■ Task objective:
In the copy, keep every record exact and leave out all images.

Records from a dataset:
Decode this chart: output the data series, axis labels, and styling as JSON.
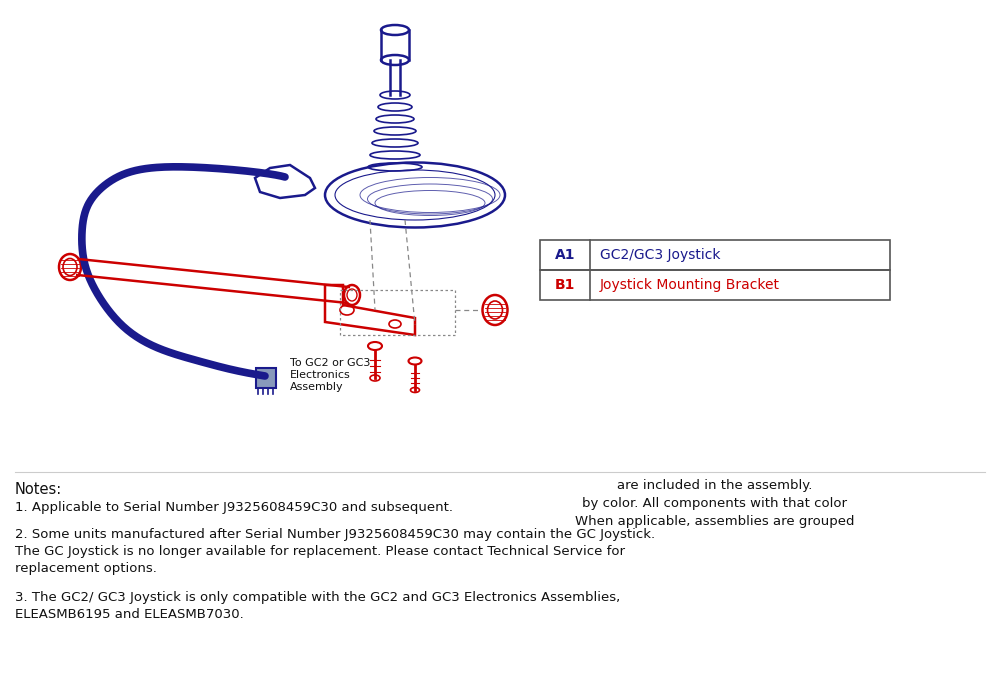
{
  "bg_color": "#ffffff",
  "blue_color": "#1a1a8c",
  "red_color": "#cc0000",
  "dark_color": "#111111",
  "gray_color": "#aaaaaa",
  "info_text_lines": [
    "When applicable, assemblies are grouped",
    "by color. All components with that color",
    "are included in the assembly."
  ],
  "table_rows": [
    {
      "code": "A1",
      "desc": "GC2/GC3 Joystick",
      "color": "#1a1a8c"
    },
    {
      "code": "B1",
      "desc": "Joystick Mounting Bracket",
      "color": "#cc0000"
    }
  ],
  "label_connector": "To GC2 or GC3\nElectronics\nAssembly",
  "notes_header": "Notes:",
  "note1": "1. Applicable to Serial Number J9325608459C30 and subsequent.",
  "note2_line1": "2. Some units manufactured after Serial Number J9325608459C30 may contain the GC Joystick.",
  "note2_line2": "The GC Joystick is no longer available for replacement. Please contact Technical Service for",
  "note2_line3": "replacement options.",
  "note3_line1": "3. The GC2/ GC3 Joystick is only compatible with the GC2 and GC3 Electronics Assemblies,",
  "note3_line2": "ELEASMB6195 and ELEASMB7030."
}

■ Solution:
Decode this chart: output the data series, axis labels, and styling as JSON.
{
  "bg_color": "#ffffff",
  "blue_color": "#1a1a8c",
  "red_color": "#cc0000",
  "dark_color": "#111111",
  "gray_color": "#aaaaaa",
  "info_text_lines": [
    "When applicable, assemblies are grouped",
    "by color. All components with that color",
    "are included in the assembly."
  ],
  "table_rows": [
    {
      "code": "A1",
      "desc": "GC2/GC3 Joystick",
      "color": "#1a1a8c"
    },
    {
      "code": "B1",
      "desc": "Joystick Mounting Bracket",
      "color": "#cc0000"
    }
  ],
  "label_connector": "To GC2 or GC3\nElectronics\nAssembly",
  "notes_header": "Notes:",
  "note1": "1. Applicable to Serial Number J9325608459C30 and subsequent.",
  "note2_line1": "2. Some units manufactured after Serial Number J9325608459C30 may contain the GC Joystick.",
  "note2_line2": "The GC Joystick is no longer available for replacement. Please contact Technical Service for",
  "note2_line3": "replacement options.",
  "note3_line1": "3. The GC2/ GC3 Joystick is only compatible with the GC2 and GC3 Electronics Assemblies,",
  "note3_line2": "ELEASMB6195 and ELEASMB7030."
}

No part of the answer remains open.